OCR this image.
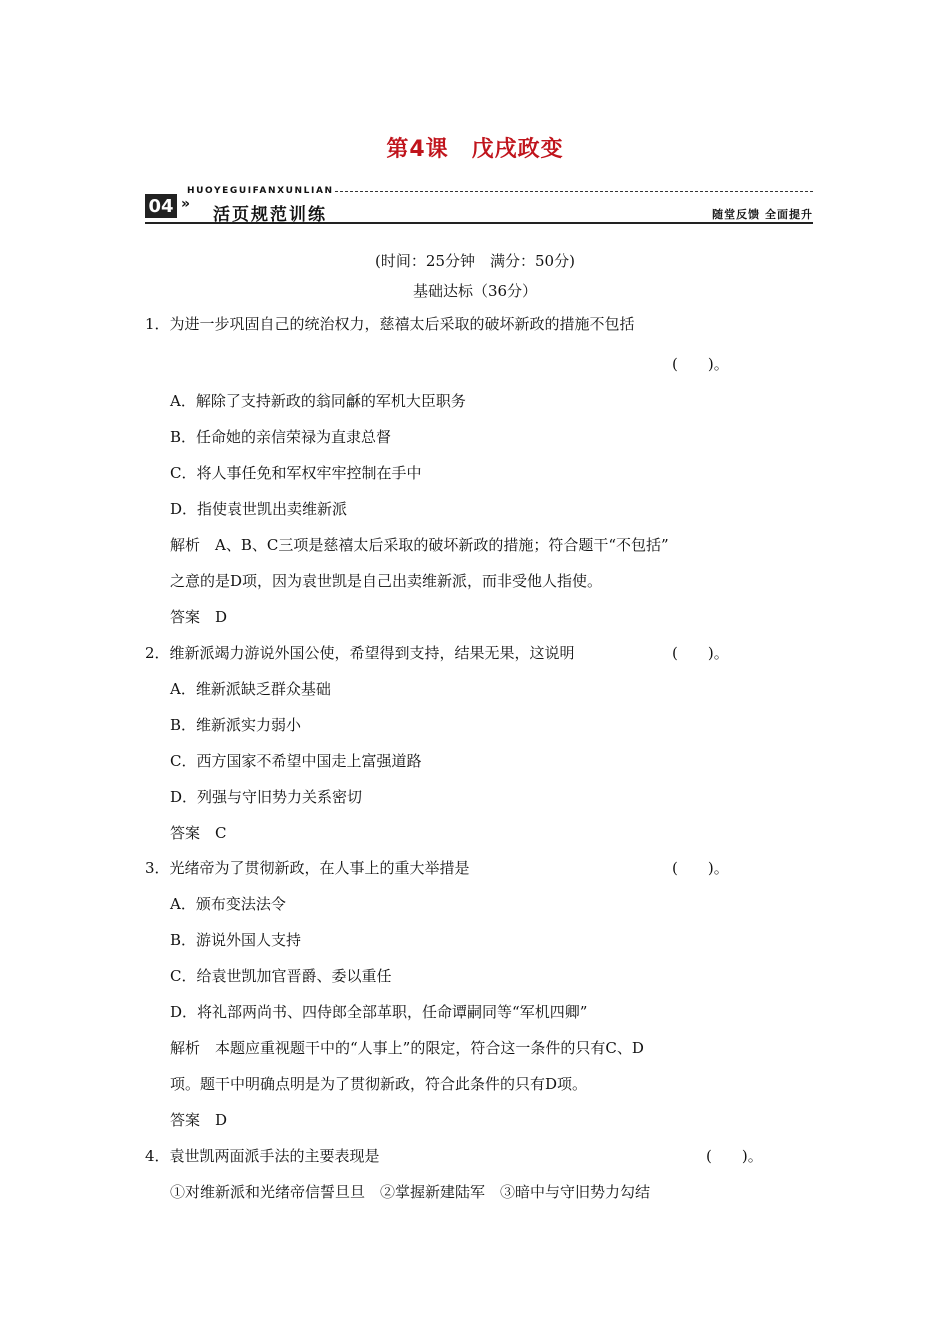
第4课　戊戌政变
04 »
HUOYEGUIFANXUNLIAN
活页规范训练	随堂反馈 全面提升
(时间：25分钟　满分：50分)
基础达标（36分）
1．为进一步巩固自己的统治权力，慈禧太后采取的破坏新政的措施不包括
(　　)。
A．解除了支持新政的翁同龢的军机大臣职务
B．任命她的亲信荣禄为直隶总督
C．将人事任免和军权牢牢控制在手中
D．指使袁世凯出卖维新派
解析　A、B、C三项是慈禧太后采取的破坏新政的措施；符合题干“不包括”
之意的是D项，因为袁世凯是自己出卖维新派，而非受他人指使。
答案　D
2．维新派竭力游说外国公使，希望得到支持，结果无果，这说明	(　　)。
A．维新派缺乏群众基础
B．维新派实力弱小
C．西方国家不希望中国走上富强道路
D．列强与守旧势力关系密切
答案　C
3．光绪帝为了贯彻新政，在人事上的重大举措是	(　　)。
A．颁布变法法令
B．游说外国人支持
C．给袁世凯加官晋爵、委以重任
D．将礼部两尚书、四侍郎全部革职，任命谭嗣同等“军机四卿”
解析　本题应重视题干中的“人事上”的限定，符合这一条件的只有C、D
项。题干中明确点明是为了贯彻新政，符合此条件的只有D项。
答案　D
4．袁世凯两面派手法的主要表现是	(　　)。
①对维新派和光绪帝信誓旦旦　②掌握新建陆军　③暗中与守旧势力勾结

WHAT THE TASK ASKS |
Return the full material word for word. Do not include the pictures.

SOLUTION FOR THIS TASK |
OCR this image.
第4课　戊戌政变
04 »
HUOYEGUIFANXUNLIAN
活页规范训练	随堂反馈 全面提升
(时间：25分钟　满分：50分)
基础达标（36分）
1．为进一步巩固自己的统治权力，慈禧太后采取的破坏新政的措施不包括
(　　)。
A．解除了支持新政的翁同龢的军机大臣职务
B．任命她的亲信荣禄为直隶总督
C．将人事任免和军权牢牢控制在手中
D．指使袁世凯出卖维新派
解析　A、B、C三项是慈禧太后采取的破坏新政的措施；符合题干“不包括”
之意的是D项，因为袁世凯是自己出卖维新派，而非受他人指使。
答案　D
2．维新派竭力游说外国公使，希望得到支持，结果无果，这说明	(　　)。
A．维新派缺乏群众基础
B．维新派实力弱小
C．西方国家不希望中国走上富强道路
D．列强与守旧势力关系密切
答案　C
3．光绪帝为了贯彻新政，在人事上的重大举措是	(　　)。
A．颁布变法法令
B．游说外国人支持
C．给袁世凯加官晋爵、委以重任
D．将礼部两尚书、四侍郎全部革职，任命谭嗣同等“军机四卿”
解析　本题应重视题干中的“人事上”的限定，符合这一条件的只有C、D
项。题干中明确点明是为了贯彻新政，符合此条件的只有D项。
答案　D
4．袁世凯两面派手法的主要表现是	(　　)。
①对维新派和光绪帝信誓旦旦　②掌握新建陆军　③暗中与守旧势力勾结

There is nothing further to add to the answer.